■ Passage given
________________

- Born: Ma Zhenhuan November 2, 1992 (age 33) Taipei, Taiwan
- Other name: Evan
- Education: University of British Columbia (BA)
- Occupations: Actor; singer; rapper;
- Years active: 2014–present
- Agent: Comic International Productions
- Height: 185 cm (6 ft 1 in)

= Evan Ma =

Canadian singer, rapper and actor

Evan Ma (馬振桓 (Má Chín-hoân), born November 2, 1992) is a Taiwanese-Canadian actor, singer and rapper. He was a member of the Taiwanese boyband SpeXial from 2014 to 2021.

==Biography==
Ma Zhenhuan was born in Taipei, Taiwan, on November 2, 1992. His parents emigrated to Vancouver, Canada, when he was two and a half years old. In 2012, he won the Sunshine Nation contest. In 2013, he moved to Taipei after being recruited by the agency Comic International Productions, where he began to work as a musician.

On May 26, 2014, he joined the Taiwanese boy band SpeXial alongside two other new members. He debuted in SpeXial under its English name of "Evan" on June 5, during the press conference of the group's second album, Break It Down. In the group, he is one of the lead vocalists and rappers.

________________

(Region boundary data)
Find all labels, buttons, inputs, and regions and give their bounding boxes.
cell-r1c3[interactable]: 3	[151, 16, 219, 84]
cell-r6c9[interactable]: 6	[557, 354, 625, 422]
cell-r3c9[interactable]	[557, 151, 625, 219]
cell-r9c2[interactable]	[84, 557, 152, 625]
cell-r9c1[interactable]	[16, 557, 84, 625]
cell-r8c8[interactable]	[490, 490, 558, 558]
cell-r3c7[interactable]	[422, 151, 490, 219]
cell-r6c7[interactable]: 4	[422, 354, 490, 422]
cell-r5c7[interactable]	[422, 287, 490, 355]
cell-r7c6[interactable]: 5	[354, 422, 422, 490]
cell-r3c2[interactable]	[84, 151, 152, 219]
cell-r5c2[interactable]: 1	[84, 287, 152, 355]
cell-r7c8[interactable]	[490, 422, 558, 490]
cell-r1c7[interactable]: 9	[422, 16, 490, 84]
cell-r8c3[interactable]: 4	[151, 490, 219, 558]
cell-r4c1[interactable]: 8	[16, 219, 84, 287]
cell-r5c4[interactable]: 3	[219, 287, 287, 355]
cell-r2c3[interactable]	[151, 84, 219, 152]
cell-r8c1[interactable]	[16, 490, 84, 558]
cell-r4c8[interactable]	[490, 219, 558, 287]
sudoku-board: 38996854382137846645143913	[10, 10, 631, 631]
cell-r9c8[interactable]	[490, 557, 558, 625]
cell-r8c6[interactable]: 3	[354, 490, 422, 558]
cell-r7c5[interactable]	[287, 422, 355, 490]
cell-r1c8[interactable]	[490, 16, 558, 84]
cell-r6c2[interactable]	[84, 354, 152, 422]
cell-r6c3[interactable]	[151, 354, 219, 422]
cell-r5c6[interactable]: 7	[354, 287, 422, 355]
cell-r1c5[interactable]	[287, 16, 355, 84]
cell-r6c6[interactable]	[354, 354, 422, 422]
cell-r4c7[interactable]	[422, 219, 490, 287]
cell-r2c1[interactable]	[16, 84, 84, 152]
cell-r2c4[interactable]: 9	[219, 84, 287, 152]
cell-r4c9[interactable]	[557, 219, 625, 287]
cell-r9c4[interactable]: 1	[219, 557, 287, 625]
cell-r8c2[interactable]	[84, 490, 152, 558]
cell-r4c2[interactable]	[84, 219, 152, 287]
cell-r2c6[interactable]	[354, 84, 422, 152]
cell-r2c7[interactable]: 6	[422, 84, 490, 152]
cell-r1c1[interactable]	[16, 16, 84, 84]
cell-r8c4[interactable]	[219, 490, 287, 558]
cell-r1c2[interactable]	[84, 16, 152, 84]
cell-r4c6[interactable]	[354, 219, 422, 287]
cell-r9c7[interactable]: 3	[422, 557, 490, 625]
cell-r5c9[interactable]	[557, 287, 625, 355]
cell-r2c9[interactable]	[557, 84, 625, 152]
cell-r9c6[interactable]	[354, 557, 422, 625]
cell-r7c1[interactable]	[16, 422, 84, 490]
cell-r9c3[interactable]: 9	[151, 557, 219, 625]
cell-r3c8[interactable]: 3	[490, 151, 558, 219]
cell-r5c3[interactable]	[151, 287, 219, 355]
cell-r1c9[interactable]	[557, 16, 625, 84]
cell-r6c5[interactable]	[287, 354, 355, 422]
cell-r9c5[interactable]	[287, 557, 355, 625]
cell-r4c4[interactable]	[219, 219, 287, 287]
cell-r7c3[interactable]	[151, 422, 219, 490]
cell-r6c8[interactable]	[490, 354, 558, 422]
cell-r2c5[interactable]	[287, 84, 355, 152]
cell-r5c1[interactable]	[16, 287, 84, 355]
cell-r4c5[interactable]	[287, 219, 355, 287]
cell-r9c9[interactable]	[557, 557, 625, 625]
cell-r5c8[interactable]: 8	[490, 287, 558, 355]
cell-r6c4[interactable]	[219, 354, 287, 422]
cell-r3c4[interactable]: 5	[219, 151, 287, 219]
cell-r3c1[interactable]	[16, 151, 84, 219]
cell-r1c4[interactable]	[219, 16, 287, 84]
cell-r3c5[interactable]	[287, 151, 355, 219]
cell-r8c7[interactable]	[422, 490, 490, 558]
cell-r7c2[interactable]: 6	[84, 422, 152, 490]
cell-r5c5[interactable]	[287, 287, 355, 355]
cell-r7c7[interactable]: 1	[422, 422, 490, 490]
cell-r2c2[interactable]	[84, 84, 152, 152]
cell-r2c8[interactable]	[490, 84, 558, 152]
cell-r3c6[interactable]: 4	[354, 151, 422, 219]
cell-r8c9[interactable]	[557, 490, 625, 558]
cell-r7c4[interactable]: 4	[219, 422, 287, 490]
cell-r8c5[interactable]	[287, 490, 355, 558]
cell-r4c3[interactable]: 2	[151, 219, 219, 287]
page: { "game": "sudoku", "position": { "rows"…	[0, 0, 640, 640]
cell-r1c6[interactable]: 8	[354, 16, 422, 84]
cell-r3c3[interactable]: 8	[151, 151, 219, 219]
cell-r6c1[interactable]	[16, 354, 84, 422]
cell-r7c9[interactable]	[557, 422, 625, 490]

________________

■ Goals
**A.** Could you update the part of the Evan Ma biography that opens with the words containing "Canadian singer, rapper" and closes with "vocalists and rappers.", replacing "musician" with "singer"?
**B.** According to the Evan Ma biography, what led to his move to Taipei in 2013?

■ Results by task
**A.**
Canadian singer, rapper and actor

Evan Ma (馬振桓 (Má Chín-hoân), born November 2, 1992) is a Taiwanese-Canadian actor, singer and rapper. He was a member of the Taiwanese boyband SpeXial from 2014 to 2021.

==Biography==
Ma Zhenhuan was born in Taipei, Taiwan, on November 2, 1992. His parents emigrated to Vancouver, Canada, when he was two and a half years old. In 2012, he won the Sunshine Nation contest. In 2013, he moved to Taipei after being recruited by the agency Comic International Productions, where he began to work as a singer.

On May 26, 2014, he joined the Taiwanese boy band SpeXial alongside two other new members. He debuted in SpeXial under its English name of "Evan" on June 5, during the press conference of the group's second album, Break It Down. In the group, he is one of the lead vocalists and rappers.

**B.** He moved to Taipei after the agency Comic International Productions recruited him, and there he began to work as a musician.